• **What is being asked**
Filter the records below for the word "billones". Copy each line that holds it.

• **Supplied material**
# # #

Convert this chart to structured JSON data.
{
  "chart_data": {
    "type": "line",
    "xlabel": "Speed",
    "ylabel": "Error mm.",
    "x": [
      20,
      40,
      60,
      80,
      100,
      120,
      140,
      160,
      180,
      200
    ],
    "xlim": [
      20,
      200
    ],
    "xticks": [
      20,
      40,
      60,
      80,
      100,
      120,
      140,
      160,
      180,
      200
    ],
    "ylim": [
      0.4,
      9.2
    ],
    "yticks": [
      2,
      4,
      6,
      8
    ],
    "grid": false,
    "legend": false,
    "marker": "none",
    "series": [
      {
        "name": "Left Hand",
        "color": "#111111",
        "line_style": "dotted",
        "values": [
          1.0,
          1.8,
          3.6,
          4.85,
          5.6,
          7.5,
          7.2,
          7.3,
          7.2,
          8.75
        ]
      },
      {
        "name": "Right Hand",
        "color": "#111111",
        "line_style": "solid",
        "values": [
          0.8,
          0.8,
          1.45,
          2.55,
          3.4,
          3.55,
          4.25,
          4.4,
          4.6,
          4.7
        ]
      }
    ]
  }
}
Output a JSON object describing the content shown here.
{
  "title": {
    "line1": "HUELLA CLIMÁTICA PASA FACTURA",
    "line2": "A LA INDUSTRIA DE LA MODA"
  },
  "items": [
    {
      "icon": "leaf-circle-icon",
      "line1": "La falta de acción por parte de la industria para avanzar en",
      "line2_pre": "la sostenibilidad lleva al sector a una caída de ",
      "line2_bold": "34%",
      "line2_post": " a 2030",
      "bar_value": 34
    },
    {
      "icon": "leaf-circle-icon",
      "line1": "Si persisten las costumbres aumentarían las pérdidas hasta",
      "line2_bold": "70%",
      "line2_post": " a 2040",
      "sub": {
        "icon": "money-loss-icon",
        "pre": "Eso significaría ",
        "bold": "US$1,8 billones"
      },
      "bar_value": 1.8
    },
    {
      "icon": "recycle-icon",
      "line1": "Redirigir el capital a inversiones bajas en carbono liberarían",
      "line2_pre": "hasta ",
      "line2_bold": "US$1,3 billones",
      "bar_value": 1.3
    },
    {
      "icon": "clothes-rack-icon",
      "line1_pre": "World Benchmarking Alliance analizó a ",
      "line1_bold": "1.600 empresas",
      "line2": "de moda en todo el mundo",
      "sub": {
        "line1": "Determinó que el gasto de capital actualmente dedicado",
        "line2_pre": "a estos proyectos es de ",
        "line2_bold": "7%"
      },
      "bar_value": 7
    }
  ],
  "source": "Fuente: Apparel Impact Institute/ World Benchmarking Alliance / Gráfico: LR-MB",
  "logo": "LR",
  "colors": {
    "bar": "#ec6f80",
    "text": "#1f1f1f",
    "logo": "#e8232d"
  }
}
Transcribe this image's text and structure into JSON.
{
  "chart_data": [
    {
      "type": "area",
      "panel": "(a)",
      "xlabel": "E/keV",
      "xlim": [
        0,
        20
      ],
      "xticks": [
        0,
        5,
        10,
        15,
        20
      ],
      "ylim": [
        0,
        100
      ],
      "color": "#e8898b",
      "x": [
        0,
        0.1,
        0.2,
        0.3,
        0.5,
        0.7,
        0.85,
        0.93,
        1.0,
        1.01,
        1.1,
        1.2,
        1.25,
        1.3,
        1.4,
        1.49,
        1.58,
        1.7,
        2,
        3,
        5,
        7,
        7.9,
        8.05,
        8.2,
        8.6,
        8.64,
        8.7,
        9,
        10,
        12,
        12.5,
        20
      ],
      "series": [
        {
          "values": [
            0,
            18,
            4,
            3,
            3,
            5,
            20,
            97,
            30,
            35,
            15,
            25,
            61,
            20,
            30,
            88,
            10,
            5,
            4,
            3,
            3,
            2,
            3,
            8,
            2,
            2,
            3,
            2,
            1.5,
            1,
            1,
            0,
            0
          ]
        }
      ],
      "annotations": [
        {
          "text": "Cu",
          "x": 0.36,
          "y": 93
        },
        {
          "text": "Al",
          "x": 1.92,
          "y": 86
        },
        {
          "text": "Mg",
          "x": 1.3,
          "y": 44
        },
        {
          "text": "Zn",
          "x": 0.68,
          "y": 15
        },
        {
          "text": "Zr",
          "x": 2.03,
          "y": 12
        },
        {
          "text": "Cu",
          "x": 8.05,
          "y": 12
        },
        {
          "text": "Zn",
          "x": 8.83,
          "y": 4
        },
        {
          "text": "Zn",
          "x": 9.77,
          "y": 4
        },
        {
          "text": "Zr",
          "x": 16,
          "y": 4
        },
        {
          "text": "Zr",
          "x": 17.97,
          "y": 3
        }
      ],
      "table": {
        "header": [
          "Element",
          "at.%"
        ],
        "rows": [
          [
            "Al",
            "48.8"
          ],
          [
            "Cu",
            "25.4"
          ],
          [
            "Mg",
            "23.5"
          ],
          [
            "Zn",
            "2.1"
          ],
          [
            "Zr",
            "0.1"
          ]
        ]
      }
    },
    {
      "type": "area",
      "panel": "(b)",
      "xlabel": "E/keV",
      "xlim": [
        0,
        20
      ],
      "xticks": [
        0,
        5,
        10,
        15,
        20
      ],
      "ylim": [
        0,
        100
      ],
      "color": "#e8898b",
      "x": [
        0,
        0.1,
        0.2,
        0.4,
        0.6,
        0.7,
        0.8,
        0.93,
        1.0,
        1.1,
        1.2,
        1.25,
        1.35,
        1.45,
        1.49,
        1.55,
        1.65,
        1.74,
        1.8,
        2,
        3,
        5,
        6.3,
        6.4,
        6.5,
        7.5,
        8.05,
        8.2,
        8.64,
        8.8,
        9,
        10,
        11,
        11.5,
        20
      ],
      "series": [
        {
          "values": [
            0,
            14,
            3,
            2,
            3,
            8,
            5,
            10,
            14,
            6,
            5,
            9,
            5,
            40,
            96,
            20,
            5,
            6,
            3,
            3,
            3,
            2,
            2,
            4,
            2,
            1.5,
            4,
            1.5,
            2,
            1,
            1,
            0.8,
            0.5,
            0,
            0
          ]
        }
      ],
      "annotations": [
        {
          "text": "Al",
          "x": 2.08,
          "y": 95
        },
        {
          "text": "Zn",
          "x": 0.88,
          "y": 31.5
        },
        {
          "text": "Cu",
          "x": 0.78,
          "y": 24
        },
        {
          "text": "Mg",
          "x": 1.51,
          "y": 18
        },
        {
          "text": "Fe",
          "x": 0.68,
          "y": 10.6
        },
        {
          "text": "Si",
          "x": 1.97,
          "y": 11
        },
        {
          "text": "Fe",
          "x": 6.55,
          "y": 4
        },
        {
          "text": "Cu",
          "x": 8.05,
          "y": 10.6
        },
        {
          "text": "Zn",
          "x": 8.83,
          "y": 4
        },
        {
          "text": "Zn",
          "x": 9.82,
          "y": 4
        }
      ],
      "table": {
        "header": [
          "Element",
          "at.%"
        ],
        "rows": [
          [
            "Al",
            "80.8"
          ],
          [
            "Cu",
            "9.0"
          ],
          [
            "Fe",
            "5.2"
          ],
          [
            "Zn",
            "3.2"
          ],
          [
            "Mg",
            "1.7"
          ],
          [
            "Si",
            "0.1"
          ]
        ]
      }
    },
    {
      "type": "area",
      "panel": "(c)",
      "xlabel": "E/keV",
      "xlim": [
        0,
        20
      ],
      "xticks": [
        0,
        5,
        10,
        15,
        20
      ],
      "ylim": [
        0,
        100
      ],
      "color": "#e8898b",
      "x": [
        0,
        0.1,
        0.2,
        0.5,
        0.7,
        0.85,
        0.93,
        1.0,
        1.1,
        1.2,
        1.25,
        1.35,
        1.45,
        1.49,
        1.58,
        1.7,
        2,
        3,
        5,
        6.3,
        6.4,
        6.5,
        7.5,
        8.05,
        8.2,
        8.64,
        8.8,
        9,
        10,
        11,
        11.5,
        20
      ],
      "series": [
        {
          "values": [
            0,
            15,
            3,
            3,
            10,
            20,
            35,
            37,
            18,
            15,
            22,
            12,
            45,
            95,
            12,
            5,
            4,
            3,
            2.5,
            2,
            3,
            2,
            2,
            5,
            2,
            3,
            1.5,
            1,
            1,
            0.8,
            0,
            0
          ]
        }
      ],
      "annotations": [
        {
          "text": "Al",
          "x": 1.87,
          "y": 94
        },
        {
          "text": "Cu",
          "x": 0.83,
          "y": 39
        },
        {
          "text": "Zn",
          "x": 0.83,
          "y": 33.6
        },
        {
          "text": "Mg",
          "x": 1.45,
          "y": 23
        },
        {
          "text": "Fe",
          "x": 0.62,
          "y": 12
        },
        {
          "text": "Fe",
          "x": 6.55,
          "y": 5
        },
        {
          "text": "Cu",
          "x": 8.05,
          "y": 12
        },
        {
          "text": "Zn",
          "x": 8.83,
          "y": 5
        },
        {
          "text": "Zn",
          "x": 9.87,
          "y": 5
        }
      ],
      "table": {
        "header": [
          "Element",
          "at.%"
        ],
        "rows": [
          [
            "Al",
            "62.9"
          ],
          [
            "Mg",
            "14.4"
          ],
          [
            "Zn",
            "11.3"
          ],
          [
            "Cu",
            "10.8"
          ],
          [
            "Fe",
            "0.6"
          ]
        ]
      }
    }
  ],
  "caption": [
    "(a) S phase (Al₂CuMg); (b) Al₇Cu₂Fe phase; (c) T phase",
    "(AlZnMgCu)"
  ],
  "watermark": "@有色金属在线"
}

# # #

• **Answer for the task**
        "bold": "US$1,8 billones"
      "line2_bold": "US$1,3 billones",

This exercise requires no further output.